What to do:
Pull out every line of the material below that contains the word "their", treating uppercase and lowercase letters as different.

Collected data entries

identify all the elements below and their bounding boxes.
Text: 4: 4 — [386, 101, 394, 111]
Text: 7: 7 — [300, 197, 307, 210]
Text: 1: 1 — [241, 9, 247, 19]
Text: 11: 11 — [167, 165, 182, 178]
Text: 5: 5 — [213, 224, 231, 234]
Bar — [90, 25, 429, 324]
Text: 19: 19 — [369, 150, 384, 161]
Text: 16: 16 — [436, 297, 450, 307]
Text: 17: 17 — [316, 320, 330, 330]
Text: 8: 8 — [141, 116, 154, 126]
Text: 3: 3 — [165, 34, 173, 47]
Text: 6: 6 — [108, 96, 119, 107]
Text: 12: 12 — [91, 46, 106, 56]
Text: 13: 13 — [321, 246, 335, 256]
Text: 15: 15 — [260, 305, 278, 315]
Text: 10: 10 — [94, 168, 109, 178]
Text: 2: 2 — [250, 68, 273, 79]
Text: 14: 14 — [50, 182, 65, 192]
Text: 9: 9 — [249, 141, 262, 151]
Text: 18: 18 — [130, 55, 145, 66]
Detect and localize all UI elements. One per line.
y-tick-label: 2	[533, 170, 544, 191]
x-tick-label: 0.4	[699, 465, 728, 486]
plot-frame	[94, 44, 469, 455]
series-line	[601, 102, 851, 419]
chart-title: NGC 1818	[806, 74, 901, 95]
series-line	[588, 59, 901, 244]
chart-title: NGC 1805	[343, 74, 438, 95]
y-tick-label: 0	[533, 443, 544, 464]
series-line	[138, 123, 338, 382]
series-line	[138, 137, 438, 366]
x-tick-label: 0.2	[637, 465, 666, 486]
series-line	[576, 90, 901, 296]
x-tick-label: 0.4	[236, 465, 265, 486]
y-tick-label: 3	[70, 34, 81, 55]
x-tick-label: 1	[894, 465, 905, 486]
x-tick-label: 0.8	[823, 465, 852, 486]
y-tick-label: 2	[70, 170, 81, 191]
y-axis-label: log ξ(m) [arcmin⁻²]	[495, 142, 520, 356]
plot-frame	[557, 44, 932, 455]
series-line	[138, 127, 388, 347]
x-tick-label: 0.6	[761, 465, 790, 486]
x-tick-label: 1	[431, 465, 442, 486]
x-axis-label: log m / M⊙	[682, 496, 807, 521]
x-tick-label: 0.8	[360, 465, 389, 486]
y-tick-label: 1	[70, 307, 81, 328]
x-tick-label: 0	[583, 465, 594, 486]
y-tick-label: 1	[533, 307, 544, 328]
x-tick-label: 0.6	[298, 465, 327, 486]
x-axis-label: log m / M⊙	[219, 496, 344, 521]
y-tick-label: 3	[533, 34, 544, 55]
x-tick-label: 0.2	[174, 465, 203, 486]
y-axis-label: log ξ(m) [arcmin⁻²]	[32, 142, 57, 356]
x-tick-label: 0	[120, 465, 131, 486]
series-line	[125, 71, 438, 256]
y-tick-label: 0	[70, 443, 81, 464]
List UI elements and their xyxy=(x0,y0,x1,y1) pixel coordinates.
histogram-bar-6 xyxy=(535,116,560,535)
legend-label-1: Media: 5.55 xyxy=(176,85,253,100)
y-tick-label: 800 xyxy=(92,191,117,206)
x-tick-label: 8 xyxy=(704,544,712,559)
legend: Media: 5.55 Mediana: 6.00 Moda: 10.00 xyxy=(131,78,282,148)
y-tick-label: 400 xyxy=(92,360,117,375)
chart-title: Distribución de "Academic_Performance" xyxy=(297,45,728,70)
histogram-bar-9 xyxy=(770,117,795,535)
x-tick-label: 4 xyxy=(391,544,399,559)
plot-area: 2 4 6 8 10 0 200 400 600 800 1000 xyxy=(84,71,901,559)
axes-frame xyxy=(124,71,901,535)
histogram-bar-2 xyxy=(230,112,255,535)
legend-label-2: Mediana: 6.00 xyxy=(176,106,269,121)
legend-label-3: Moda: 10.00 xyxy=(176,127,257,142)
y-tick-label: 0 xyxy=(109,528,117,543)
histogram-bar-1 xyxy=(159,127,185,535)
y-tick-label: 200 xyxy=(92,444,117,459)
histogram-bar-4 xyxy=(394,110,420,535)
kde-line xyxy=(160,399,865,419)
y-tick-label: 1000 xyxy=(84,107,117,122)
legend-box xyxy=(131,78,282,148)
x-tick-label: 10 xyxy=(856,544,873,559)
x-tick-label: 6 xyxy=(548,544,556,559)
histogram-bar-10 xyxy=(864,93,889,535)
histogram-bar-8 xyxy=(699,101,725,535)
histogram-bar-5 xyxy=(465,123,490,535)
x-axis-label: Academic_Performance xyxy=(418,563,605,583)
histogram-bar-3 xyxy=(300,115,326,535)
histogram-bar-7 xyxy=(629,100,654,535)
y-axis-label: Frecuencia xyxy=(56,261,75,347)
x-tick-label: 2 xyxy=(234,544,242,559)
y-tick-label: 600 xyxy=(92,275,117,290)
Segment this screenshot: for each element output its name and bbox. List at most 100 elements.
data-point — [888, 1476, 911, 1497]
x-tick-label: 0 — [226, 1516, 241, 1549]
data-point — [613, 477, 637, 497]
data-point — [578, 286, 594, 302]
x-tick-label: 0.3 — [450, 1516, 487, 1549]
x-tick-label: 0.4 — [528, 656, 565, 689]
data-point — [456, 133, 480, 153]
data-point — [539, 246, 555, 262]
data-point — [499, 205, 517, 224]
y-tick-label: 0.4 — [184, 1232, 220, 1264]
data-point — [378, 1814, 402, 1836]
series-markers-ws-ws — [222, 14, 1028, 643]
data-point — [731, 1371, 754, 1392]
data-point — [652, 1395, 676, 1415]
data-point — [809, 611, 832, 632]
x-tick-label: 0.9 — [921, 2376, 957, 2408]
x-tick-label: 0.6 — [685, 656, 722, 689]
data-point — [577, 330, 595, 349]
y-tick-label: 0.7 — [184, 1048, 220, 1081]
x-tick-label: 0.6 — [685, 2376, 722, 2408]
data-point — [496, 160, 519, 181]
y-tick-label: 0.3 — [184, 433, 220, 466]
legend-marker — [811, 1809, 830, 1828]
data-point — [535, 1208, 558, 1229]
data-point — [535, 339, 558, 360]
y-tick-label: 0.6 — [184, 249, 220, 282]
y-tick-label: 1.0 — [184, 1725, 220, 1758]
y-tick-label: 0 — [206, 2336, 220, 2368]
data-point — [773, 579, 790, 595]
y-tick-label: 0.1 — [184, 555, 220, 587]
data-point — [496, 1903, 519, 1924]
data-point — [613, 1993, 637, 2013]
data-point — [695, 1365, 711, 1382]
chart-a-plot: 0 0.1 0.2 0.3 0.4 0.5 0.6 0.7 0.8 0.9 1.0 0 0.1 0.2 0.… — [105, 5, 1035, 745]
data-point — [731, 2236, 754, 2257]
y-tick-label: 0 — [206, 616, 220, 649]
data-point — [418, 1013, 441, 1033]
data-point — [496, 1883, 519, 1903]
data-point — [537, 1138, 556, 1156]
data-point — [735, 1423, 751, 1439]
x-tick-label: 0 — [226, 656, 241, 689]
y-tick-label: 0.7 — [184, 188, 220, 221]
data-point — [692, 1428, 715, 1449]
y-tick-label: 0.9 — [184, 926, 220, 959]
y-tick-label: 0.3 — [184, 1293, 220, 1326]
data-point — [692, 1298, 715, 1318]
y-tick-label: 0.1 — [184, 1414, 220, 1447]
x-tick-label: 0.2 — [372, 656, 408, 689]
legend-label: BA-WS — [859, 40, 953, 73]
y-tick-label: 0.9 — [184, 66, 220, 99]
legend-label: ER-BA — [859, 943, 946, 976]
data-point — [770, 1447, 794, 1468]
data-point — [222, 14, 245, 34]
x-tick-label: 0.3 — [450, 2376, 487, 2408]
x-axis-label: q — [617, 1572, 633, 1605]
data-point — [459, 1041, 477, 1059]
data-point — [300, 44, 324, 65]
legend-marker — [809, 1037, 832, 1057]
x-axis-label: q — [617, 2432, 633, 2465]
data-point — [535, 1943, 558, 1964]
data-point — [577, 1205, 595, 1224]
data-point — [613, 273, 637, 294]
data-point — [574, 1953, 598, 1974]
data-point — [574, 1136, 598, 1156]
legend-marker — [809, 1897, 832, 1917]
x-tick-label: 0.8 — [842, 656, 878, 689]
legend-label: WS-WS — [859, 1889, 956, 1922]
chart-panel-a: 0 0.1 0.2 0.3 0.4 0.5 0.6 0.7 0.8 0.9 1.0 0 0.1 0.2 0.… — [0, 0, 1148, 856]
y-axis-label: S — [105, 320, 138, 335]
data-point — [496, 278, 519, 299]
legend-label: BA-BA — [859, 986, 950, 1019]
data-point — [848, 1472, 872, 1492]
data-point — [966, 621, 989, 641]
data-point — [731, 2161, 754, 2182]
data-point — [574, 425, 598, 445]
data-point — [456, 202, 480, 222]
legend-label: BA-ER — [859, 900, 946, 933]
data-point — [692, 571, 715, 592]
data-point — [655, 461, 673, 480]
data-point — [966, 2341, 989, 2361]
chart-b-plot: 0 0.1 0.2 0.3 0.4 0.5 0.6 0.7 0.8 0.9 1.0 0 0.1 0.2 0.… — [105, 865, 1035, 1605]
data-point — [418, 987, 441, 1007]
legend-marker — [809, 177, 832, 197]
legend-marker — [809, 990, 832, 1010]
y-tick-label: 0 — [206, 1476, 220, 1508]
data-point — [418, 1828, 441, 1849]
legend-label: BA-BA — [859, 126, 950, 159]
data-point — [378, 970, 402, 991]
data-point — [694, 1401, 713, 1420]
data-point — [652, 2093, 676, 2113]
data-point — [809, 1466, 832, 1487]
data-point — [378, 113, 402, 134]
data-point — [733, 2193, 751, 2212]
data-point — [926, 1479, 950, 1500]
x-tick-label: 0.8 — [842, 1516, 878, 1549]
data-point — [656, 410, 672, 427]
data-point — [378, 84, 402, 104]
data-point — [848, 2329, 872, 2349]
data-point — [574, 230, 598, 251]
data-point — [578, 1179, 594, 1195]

Task output:
identify all the elements below and their bounding boxes.
List UI elements and their xyxy=(x0,y0,x1,y1) pixel coordinates.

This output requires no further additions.